═════ Dataset extract ═════

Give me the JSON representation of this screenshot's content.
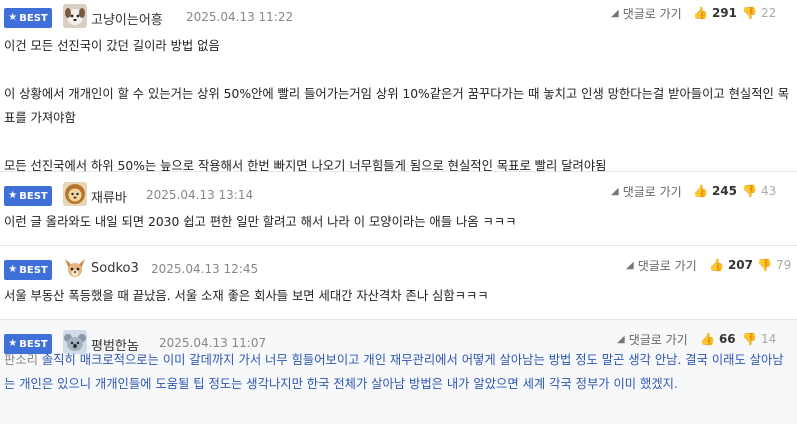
{
  "colors": {
    "badge": "#3f6fd8",
    "text": "#222222",
    "meta": "#888888",
    "highlight_text": "#2f56b4"
  },
  "comments": [
    {
      "badge": "BEST",
      "nickname": "고냥이는어흥",
      "date": "2025.04.13 11:22",
      "reply_label": "댓글로 가기",
      "likes": "291",
      "dislikes": "22",
      "avatar_icon": "puppy-avatar-icon",
      "lines": [
        "이건 모든 선진국이 갔던 길이라 방법 없음",
        "",
        "이 상황에서 개개인이 할 수 있는거는 상위 50%안에 빨리 들어가는거임 상위 10%같은거 꿈꾸다가는 때 놓치고 인생 망한다는걸 받아들이고 현실적인 목표를 가져야함",
        "",
        "모든 선진국에서 하위 50%는 늪으로 작용해서 한번 빠지면 나오기 너무힘들게 됨으로 현실적인 목표로 빨리 달려야됨"
      ]
    },
    {
      "badge": "BEST",
      "nickname": "재류바",
      "date": "2025.04.13 13:14",
      "reply_label": "댓글로 가기",
      "likes": "245",
      "dislikes": "43",
      "avatar_icon": "lion-avatar-icon",
      "lines": [
        "이런 글 올라와도 내일 되면 2030 쉽고 편한 일만 할려고 해서 나라 이 모양이라는 애들 나옴 ㅋㅋㅋ"
      ]
    },
    {
      "badge": "BEST",
      "nickname": "Sodko3",
      "date": "2025.04.13 12:45",
      "reply_label": "댓글로 가기",
      "likes": "207",
      "dislikes": "79",
      "avatar_icon": "chihuahua-avatar-icon",
      "lines": [
        "서울 부동산 폭등했을 때 끝났음. 서울 소재 좋은 회사들 보면 세대간 자산격차 존나 심함ㅋㅋㅋ"
      ]
    },
    {
      "badge": "BEST",
      "nickname": "평범한놈",
      "date": "2025.04.13 11:07",
      "reply_label": "댓글로 가기",
      "likes": "66",
      "dislikes": "14",
      "avatar_icon": "koala-avatar-icon",
      "prefix": "판소리",
      "lines": [
        "솔직히 매크로적으로는 이미 갈데까지 가서 너무 힘들어보이고 개인 재무관리에서 어떻게 살아남는 방법 정도 말곤 생각 안남. 결국 이래도 살아남는 개인은 있으니 개개인들에 도움될 팁 정도는 생각나지만 한국 전체가 살아남 방법은 내가 알았으면 세계 각국 정부가 이미 했겠지."
      ]
    }
  ]
}
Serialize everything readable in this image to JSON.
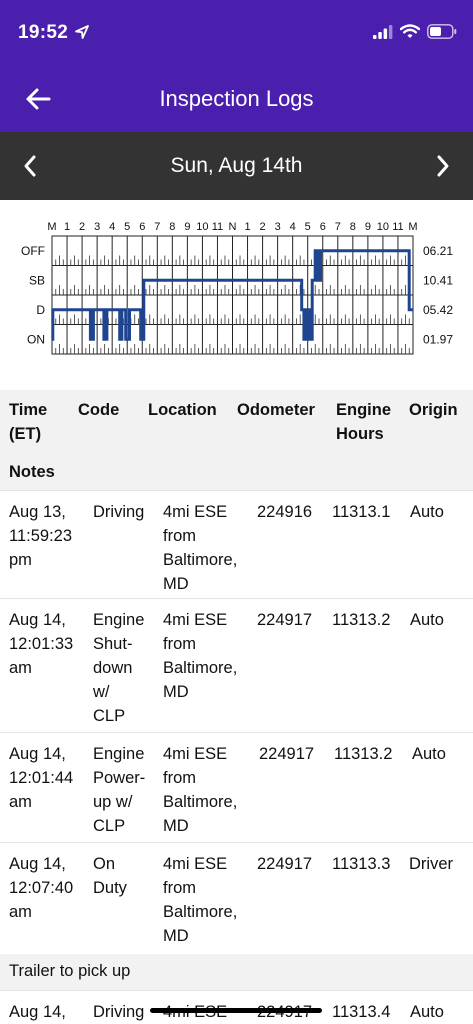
{
  "status": {
    "time": "19:52"
  },
  "nav": {
    "title": "Inspection Logs"
  },
  "date_bar": {
    "date": "Sun, Aug 14th"
  },
  "chart_data": {
    "type": "line",
    "hour_labels": [
      "M",
      "1",
      "2",
      "3",
      "4",
      "5",
      "6",
      "7",
      "8",
      "9",
      "10",
      "11",
      "N",
      "1",
      "2",
      "3",
      "4",
      "5",
      "6",
      "7",
      "8",
      "9",
      "10",
      "11",
      "M"
    ],
    "status_rows": [
      "OFF",
      "SB",
      "D",
      "ON"
    ],
    "totals": [
      "06.21",
      "10.41",
      "05.42",
      "01.97"
    ],
    "segments": [
      {
        "from": 0.0,
        "to": 0.05,
        "status": "ON"
      },
      {
        "from": 0.05,
        "to": 2.55,
        "status": "D"
      },
      {
        "from": 2.55,
        "to": 2.75,
        "status": "ON"
      },
      {
        "from": 2.75,
        "to": 3.45,
        "status": "D"
      },
      {
        "from": 3.45,
        "to": 3.65,
        "status": "ON"
      },
      {
        "from": 3.65,
        "to": 4.5,
        "status": "D"
      },
      {
        "from": 4.5,
        "to": 4.65,
        "status": "ON"
      },
      {
        "from": 4.65,
        "to": 4.9,
        "status": "D"
      },
      {
        "from": 4.9,
        "to": 5.15,
        "status": "ON"
      },
      {
        "from": 5.15,
        "to": 5.9,
        "status": "D"
      },
      {
        "from": 5.9,
        "to": 6.1,
        "status": "ON"
      },
      {
        "from": 6.1,
        "to": 16.6,
        "status": "SB"
      },
      {
        "from": 16.6,
        "to": 16.75,
        "status": "D"
      },
      {
        "from": 16.75,
        "to": 16.9,
        "status": "ON"
      },
      {
        "from": 16.9,
        "to": 17.1,
        "status": "D"
      },
      {
        "from": 17.1,
        "to": 17.3,
        "status": "ON"
      },
      {
        "from": 17.3,
        "to": 17.5,
        "status": "SB"
      },
      {
        "from": 17.5,
        "to": 17.7,
        "status": "OFF"
      },
      {
        "from": 17.7,
        "to": 17.85,
        "status": "SB"
      },
      {
        "from": 17.85,
        "to": 23.75,
        "status": "OFF"
      },
      {
        "from": 23.75,
        "to": 24.0,
        "status": "D"
      }
    ]
  },
  "table": {
    "headers": {
      "time": "Time\n(ET)",
      "code": "Code",
      "location": "Location",
      "odometer": "Odometer",
      "engine_hours": "Engine\nHours",
      "origin": "Origin",
      "notes": "Notes"
    },
    "rows": [
      {
        "time": "Aug 13,\n11:59:23\npm",
        "code": "Driving",
        "location": "4mi ESE\nfrom\nBaltimore,\nMD",
        "odometer": "224916",
        "engine_hours": "11313.1",
        "origin": "Auto",
        "note": ""
      },
      {
        "time": "Aug 14,\n12:01:33\nam",
        "code": "Engine\nShut-\ndown\nw/\nCLP",
        "location": "4mi ESE\nfrom\nBaltimore,\nMD",
        "odometer": "224917",
        "engine_hours": "11313.2",
        "origin": "Auto",
        "note": ""
      },
      {
        "time": "Aug 14,\n12:01:44\nam",
        "code": "Engine\nPower-\nup w/\nCLP",
        "location": "4mi ESE\nfrom\nBaltimore,\nMD",
        "odometer": "224917",
        "engine_hours": "11313.2",
        "origin": "Auto",
        "note": ""
      },
      {
        "time": "Aug 14,\n12:07:40\nam",
        "code": "On\nDuty",
        "location": "4mi ESE\nfrom\nBaltimore,\nMD",
        "odometer": "224917",
        "engine_hours": "11313.3",
        "origin": "Driver",
        "note": "Trailer to pick up"
      },
      {
        "time": "Aug 14,",
        "code": "Driving",
        "location": "4mi ESE",
        "odometer": "224917",
        "engine_hours": "11313.4",
        "origin": "Auto",
        "note": ""
      }
    ]
  }
}
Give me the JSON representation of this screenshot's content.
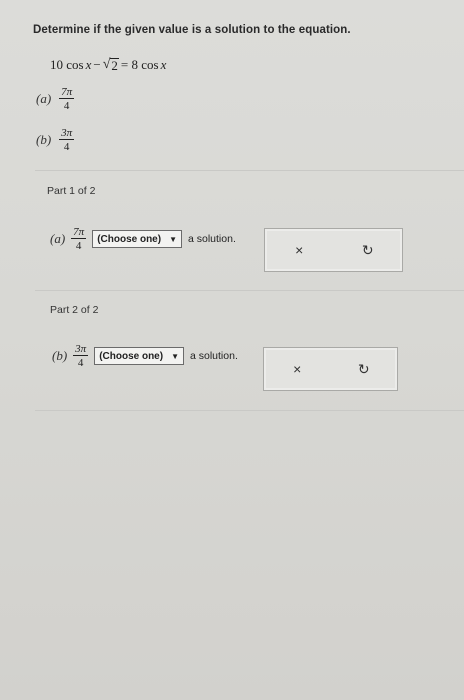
{
  "question": "Determine if the given value is a solution to the equation.",
  "equation": {
    "left_coef": "10 cos",
    "left_var": "x",
    "minus": "−",
    "radicand": "2",
    "equals": "= 8 cos",
    "right_var": "x"
  },
  "options": [
    {
      "label": "(a)",
      "numerator": "7π",
      "denominator": "4"
    },
    {
      "label": "(b)",
      "numerator": "3π",
      "denominator": "4"
    }
  ],
  "parts": [
    {
      "title": "Part 1 of 2",
      "label": "(a)",
      "numerator": "7π",
      "denominator": "4",
      "select_value": "(Choose one)",
      "suffix": "a solution."
    },
    {
      "title": "Part 2 of 2",
      "label": "(b)",
      "numerator": "3π",
      "denominator": "4",
      "select_value": "(Choose one)",
      "suffix": "a solution."
    }
  ],
  "icons": {
    "close": "×",
    "reset": "↻",
    "dropdown": "▼"
  }
}
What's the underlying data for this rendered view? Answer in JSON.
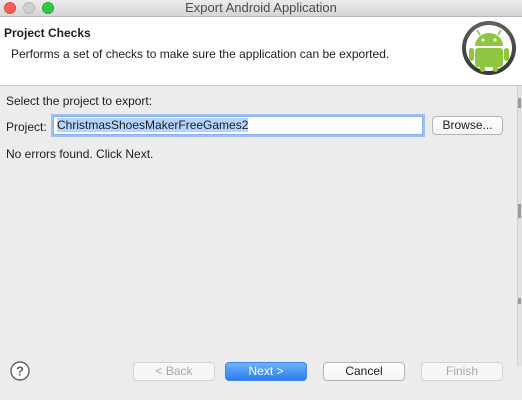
{
  "window": {
    "title": "Export Android Application"
  },
  "header": {
    "title": "Project Checks",
    "description": "Performs a set of checks to make sure the application can be exported."
  },
  "form": {
    "select_label": "Select the project to export:",
    "project_label": "Project:",
    "project_value": "ChristmasShoesMakerFreeGames2",
    "browse_label": "Browse...",
    "status_text": "No errors found. Click Next."
  },
  "footer": {
    "back_label": "< Back",
    "next_label": "Next >",
    "cancel_label": "Cancel",
    "finish_label": "Finish"
  },
  "icons": {
    "close": "close-traffic-light",
    "minimize": "minimize-traffic-light",
    "zoom": "zoom-traffic-light",
    "header_logo": "android-icon",
    "help": "help-icon"
  },
  "colors": {
    "accent": "#2d7ef0",
    "selection": "#b3d4fc",
    "android_green": "#8dc63f"
  }
}
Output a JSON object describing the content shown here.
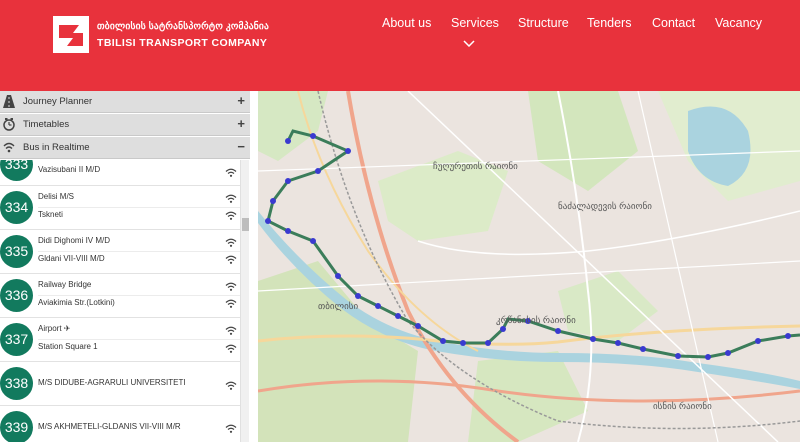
{
  "brand": {
    "name_ka": "თბილისის სატრანსპორტო კომპანია",
    "name_en": "TBILISI TRANSPORT COMPANY",
    "color": "#e8323c"
  },
  "nav": {
    "about": "About us",
    "services": "Services",
    "structure": "Structure",
    "tenders": "Tenders",
    "contact": "Contact",
    "vacancy": "Vacancy"
  },
  "sidebar": {
    "journey_planner": "Journey Planner",
    "timetables": "Timetables",
    "bus_realtime": "Bus in Realtime",
    "plus": "+",
    "minus": "−"
  },
  "routes": [
    {
      "number": "333",
      "stops": [
        "Vazisubani II M/D"
      ]
    },
    {
      "number": "334",
      "stops": [
        "Delisi M/S",
        "Tskneti"
      ]
    },
    {
      "number": "335",
      "stops": [
        "Didi Dighomi IV M/D",
        "Gldani VII-VIII M/D"
      ]
    },
    {
      "number": "336",
      "stops": [
        "Railway Bridge",
        "Aviakimia Str.(Lotkini)"
      ]
    },
    {
      "number": "337",
      "stops": [
        "Airport ✈",
        "Station Square 1"
      ]
    },
    {
      "number": "338",
      "stops": [
        "M/S DIDUBE-AGRARULI UNIVERSITETI"
      ]
    },
    {
      "number": "339",
      "stops": [
        "M/S AKHMETELI-GLDANIS VII-VIII M/R"
      ]
    }
  ],
  "map": {
    "labels": {
      "city": "თბილისი",
      "district_1": "ჩუღურეთის რაიონი",
      "district_2": "კრწანისის რაიონი",
      "district_3": "ისნის რაიონი",
      "district_4": "ნაძალადევის რაიონი"
    },
    "route_color": "#3b7d5a",
    "stop_color": "#3a3ad0"
  }
}
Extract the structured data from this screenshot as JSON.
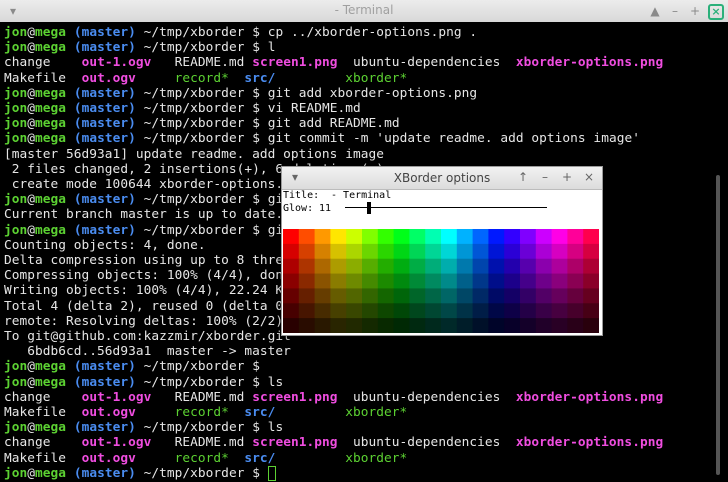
{
  "window": {
    "title": "- Terminal"
  },
  "prompt": {
    "user": "jon",
    "at": "@",
    "host": "mega",
    "branch": "(master)",
    "dir": "~/tmp/xborder",
    "dollar": "$"
  },
  "lines": [
    {
      "type": "prompt",
      "cmd": "cp ../xborder-options.png ."
    },
    {
      "type": "prompt",
      "cmd": "l"
    },
    {
      "type": "ls1"
    },
    {
      "type": "ls2"
    },
    {
      "type": "prompt",
      "cmd": "git add xborder-options.png"
    },
    {
      "type": "prompt",
      "cmd": "vi README.md"
    },
    {
      "type": "prompt",
      "cmd": "git add README.md"
    },
    {
      "type": "prompt",
      "cmd": "git commit -m 'update readme. add options image'"
    },
    {
      "type": "text",
      "text": "[master 56d93a1] update readme. add options image"
    },
    {
      "type": "text",
      "text": " 2 files changed, 2 insertions(+), 6 deletions(-)"
    },
    {
      "type": "text",
      "text": " create mode 100644 xborder-options.png"
    },
    {
      "type": "prompt",
      "cmd": "git status"
    },
    {
      "type": "text",
      "text": "Current branch master is up to date."
    },
    {
      "type": "prompt",
      "cmd": "git push"
    },
    {
      "type": "text",
      "text": "Counting objects: 4, done."
    },
    {
      "type": "text",
      "text": "Delta compression using up to 8 threads."
    },
    {
      "type": "text",
      "text": "Compressing objects: 100% (4/4), done."
    },
    {
      "type": "text",
      "text": "Writing objects: 100% (4/4), 22.24 KiB, done."
    },
    {
      "type": "text",
      "text": "Total 4 (delta 2), reused 0 (delta 0)"
    },
    {
      "type": "text",
      "text": "remote: Resolving deltas: 100% (2/2), completed with 2 local objects."
    },
    {
      "type": "text",
      "text": "To git@github.com:kazzmir/xborder.git"
    },
    {
      "type": "text",
      "text": "   6bdb6cd..56d93a1  master -> master"
    },
    {
      "type": "prompt",
      "cmd": ""
    },
    {
      "type": "prompt",
      "cmd": "ls"
    },
    {
      "type": "ls1"
    },
    {
      "type": "ls2"
    },
    {
      "type": "prompt",
      "cmd": "ls"
    },
    {
      "type": "ls1"
    },
    {
      "type": "ls2"
    },
    {
      "type": "prompt",
      "cmd": "",
      "cursor": true
    }
  ],
  "ls": {
    "row1": [
      {
        "name": "change",
        "cls": "w"
      },
      {
        "name": "out-1.ogv",
        "cls": "m"
      },
      {
        "name": "README.md",
        "cls": "w"
      },
      {
        "name": "screen1.png",
        "cls": "m"
      },
      {
        "name": "ubuntu-dependencies",
        "cls": "w"
      },
      {
        "name": "xborder-options.png",
        "cls": "m"
      }
    ],
    "row2": [
      {
        "name": "Makefile",
        "cls": "w"
      },
      {
        "name": "out.ogv",
        "cls": "m"
      },
      {
        "name": "record*",
        "cls": "gr"
      },
      {
        "name": "src/",
        "cls": "b"
      },
      {
        "name": "xborder*",
        "cls": "gr"
      }
    ]
  },
  "dialog": {
    "title": "XBorder options",
    "title_label": "Title:",
    "title_value": " - Terminal",
    "glow_label": "Glow:",
    "glow_value": "11",
    "glow_level": 0.12
  },
  "icons": {
    "terminal_titlebar": [
      "window-menu-icon",
      "minimize-icon",
      "maximize-icon",
      "close-icon"
    ],
    "dialog_titlebar": [
      "dialog-menu-icon",
      "dialog-up-icon",
      "dialog-minimize-icon",
      "dialog-maximize-icon",
      "dialog-close-icon"
    ]
  },
  "colors": {
    "prompt_green": "#5cd132",
    "prompt_blue": "#4a8cf0",
    "magenta": "#f04de0",
    "text": "#e6e6e6",
    "background": "#000000"
  }
}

═════

### [Instructions for the task]
Find each line holding the word "image" and copy it.

### [The result]
Serialize everything readable in this image to JSON.
      "cmd": "git commit -m 'update readme. add options image'"
      "text": "[master 56d93a1] update readme. add options image"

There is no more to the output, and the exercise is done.